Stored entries
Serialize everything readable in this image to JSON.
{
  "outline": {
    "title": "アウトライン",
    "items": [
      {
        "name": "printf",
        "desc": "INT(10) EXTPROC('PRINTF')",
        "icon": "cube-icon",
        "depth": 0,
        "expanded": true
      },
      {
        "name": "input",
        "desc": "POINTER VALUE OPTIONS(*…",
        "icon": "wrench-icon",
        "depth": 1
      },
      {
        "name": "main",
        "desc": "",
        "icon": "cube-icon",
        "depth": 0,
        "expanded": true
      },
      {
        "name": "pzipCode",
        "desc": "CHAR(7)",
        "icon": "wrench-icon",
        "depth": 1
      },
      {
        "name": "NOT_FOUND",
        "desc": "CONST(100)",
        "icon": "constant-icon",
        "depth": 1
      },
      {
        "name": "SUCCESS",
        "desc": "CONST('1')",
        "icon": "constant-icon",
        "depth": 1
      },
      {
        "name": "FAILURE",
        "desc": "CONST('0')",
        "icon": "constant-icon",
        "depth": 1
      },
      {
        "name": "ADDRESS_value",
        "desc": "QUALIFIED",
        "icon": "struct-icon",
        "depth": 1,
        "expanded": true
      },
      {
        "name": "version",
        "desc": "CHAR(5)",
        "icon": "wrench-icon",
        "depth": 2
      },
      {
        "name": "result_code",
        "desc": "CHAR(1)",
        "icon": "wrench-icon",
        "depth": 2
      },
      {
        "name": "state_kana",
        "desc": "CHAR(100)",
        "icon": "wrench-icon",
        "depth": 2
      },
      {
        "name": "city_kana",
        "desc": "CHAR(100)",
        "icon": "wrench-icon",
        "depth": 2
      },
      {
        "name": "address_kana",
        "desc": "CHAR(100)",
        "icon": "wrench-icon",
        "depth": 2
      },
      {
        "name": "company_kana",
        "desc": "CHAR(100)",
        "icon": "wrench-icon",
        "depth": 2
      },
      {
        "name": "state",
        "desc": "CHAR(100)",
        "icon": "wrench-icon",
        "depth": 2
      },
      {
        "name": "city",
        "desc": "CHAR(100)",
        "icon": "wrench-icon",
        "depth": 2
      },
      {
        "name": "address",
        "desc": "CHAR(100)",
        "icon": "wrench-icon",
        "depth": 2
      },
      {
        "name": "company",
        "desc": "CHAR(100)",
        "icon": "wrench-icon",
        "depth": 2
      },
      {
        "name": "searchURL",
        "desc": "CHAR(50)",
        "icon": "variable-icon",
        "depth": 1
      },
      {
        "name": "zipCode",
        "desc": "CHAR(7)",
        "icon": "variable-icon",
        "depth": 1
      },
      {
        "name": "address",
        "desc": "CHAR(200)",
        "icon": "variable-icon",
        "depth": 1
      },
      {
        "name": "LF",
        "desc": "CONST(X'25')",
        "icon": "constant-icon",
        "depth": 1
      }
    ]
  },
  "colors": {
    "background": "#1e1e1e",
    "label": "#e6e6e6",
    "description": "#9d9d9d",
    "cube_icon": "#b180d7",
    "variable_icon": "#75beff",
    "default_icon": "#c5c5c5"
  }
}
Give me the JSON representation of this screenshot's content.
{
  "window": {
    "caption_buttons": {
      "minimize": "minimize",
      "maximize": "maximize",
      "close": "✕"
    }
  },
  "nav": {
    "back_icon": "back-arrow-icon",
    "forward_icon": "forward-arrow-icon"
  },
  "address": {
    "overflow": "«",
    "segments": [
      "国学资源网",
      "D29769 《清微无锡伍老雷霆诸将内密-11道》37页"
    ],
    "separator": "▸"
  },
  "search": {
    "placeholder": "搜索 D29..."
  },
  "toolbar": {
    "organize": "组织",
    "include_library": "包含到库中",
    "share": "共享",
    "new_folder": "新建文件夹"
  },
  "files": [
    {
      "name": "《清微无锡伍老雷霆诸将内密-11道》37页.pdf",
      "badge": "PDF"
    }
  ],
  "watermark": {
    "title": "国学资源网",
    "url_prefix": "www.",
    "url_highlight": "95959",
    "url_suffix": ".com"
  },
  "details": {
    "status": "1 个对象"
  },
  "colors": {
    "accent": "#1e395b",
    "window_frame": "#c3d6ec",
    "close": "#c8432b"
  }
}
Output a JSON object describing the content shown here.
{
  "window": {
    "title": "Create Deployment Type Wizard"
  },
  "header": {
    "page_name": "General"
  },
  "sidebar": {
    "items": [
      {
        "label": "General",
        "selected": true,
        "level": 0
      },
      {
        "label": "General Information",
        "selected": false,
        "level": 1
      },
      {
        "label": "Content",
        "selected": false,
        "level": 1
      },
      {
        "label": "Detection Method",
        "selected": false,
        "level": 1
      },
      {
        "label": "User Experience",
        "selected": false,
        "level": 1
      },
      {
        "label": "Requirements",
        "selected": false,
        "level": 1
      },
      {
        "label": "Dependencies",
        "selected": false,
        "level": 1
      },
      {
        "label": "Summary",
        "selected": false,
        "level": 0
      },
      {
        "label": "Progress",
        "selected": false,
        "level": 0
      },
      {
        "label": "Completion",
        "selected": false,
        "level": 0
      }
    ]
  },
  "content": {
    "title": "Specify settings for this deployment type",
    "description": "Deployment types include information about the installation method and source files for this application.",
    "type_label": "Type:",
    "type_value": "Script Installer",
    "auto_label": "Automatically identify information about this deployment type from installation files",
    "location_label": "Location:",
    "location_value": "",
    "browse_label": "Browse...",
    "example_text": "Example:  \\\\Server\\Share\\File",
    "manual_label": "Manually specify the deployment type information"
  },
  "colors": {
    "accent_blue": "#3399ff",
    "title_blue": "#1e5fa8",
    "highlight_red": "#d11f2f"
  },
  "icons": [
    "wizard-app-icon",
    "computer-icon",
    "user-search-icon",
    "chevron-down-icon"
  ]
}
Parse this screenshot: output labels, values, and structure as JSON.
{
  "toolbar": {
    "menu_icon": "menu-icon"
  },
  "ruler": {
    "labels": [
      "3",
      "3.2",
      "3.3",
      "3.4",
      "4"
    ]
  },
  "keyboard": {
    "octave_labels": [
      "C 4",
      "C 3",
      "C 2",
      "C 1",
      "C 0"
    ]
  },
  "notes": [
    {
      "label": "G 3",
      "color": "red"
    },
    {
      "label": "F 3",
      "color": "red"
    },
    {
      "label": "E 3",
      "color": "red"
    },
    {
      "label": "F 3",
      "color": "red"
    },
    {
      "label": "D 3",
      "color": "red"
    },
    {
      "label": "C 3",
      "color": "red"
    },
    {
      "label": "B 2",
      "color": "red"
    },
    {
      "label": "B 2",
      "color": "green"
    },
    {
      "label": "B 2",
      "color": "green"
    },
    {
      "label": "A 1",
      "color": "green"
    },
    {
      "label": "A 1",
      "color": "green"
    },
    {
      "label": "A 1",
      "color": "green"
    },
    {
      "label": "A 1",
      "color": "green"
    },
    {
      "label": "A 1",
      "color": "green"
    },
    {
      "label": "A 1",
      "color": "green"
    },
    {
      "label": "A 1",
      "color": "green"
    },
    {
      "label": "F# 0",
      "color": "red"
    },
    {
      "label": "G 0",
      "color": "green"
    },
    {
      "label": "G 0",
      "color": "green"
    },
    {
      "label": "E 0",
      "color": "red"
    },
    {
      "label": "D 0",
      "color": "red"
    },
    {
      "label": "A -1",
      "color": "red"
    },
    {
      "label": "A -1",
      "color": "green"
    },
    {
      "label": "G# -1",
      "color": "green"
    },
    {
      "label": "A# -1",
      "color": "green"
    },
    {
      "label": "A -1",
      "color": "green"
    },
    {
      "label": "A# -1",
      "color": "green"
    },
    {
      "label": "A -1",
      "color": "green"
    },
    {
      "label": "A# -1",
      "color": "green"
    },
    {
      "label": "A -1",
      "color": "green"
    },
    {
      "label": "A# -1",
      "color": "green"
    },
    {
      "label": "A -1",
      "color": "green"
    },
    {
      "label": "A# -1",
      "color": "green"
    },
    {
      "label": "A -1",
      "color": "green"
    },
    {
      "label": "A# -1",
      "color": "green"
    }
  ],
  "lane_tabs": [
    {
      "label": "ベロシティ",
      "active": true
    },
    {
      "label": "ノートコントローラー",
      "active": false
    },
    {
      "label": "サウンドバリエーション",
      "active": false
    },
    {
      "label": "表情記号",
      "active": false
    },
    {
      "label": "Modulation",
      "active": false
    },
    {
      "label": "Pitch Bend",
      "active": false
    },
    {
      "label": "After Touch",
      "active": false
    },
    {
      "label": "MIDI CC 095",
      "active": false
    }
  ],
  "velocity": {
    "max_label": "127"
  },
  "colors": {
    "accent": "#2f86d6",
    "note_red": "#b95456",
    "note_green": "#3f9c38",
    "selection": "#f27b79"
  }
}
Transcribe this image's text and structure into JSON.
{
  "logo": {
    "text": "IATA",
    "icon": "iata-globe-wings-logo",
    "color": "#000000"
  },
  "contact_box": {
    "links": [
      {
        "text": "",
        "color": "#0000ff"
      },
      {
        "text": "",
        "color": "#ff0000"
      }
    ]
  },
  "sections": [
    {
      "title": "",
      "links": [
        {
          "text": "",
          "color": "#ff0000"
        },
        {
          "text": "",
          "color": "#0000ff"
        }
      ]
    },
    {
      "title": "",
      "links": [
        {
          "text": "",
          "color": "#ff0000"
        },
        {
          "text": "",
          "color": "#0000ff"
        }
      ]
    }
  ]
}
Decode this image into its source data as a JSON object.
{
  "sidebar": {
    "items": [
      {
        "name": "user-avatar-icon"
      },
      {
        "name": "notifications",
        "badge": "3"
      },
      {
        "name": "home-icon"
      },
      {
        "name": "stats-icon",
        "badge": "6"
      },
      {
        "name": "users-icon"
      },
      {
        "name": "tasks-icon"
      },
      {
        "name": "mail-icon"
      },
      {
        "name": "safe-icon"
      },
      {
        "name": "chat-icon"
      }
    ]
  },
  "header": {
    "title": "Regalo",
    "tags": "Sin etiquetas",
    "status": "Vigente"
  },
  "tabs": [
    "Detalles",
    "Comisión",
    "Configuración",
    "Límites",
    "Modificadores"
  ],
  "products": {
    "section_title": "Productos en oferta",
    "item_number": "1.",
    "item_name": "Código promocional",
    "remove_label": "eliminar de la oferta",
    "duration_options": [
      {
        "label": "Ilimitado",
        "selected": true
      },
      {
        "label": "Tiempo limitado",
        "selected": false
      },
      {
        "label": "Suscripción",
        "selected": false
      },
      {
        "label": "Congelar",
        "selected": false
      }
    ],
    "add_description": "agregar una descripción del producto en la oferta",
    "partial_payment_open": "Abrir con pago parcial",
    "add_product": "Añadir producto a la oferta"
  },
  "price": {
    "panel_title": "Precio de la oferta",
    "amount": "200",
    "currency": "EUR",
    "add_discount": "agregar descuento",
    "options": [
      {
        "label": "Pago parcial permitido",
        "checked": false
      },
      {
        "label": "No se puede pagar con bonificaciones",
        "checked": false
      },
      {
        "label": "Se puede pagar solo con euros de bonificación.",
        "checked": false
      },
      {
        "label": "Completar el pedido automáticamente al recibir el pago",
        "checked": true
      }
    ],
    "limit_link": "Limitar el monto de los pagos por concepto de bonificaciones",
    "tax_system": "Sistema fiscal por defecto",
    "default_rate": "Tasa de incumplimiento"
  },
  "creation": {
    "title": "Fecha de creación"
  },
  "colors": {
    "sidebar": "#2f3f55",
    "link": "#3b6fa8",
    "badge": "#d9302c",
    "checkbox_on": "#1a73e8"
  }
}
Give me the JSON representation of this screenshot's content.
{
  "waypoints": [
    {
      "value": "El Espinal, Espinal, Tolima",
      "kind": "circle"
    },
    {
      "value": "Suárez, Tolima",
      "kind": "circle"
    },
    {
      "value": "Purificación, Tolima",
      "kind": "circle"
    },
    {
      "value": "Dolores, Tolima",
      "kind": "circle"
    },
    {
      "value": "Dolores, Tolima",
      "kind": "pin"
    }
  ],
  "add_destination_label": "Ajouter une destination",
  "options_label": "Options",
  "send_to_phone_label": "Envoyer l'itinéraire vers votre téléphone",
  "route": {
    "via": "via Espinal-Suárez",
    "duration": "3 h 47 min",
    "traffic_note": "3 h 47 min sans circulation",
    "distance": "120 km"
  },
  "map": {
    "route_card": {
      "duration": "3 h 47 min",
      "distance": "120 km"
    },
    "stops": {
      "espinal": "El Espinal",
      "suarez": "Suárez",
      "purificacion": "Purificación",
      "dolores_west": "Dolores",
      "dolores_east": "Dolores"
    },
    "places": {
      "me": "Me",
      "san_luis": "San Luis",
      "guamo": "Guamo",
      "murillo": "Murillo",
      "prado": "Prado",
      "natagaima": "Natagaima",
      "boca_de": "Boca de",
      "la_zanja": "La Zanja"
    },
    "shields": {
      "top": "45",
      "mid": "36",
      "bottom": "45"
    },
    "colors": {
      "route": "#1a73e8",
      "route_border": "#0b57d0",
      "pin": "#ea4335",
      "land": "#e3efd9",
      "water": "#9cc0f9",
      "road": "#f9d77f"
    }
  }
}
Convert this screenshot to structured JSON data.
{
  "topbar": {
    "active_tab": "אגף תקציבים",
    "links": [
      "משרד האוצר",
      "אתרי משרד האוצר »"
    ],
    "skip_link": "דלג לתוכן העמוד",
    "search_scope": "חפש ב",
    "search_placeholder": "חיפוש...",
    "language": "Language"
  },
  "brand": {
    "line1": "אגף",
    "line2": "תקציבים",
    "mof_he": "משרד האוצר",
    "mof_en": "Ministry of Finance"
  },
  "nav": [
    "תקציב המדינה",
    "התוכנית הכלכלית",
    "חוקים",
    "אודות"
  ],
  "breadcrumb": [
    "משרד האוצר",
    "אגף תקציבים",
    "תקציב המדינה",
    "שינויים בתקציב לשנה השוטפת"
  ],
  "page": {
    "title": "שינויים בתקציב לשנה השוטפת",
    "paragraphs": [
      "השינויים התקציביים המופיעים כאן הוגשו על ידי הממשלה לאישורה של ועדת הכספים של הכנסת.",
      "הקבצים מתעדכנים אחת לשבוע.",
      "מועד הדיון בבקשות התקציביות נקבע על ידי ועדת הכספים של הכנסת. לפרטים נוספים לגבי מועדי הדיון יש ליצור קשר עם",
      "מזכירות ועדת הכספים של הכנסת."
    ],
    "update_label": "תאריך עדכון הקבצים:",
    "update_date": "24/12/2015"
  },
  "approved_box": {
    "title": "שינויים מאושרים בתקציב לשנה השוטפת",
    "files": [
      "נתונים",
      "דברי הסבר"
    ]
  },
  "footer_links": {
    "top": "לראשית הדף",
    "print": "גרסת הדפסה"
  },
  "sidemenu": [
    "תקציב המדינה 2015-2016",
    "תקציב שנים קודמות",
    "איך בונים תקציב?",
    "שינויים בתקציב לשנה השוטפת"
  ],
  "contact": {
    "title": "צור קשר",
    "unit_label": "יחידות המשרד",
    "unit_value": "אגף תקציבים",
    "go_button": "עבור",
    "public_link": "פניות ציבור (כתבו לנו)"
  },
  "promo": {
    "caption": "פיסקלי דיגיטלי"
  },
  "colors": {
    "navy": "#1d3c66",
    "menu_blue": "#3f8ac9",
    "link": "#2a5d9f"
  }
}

▶ [Exercise aim] Gather and return every line that holds the string "agregar".

▶ [Response to the task]
    "add_description": "agregar una descripción del producto en la oferta",
    "add_discount": "agregar descuento",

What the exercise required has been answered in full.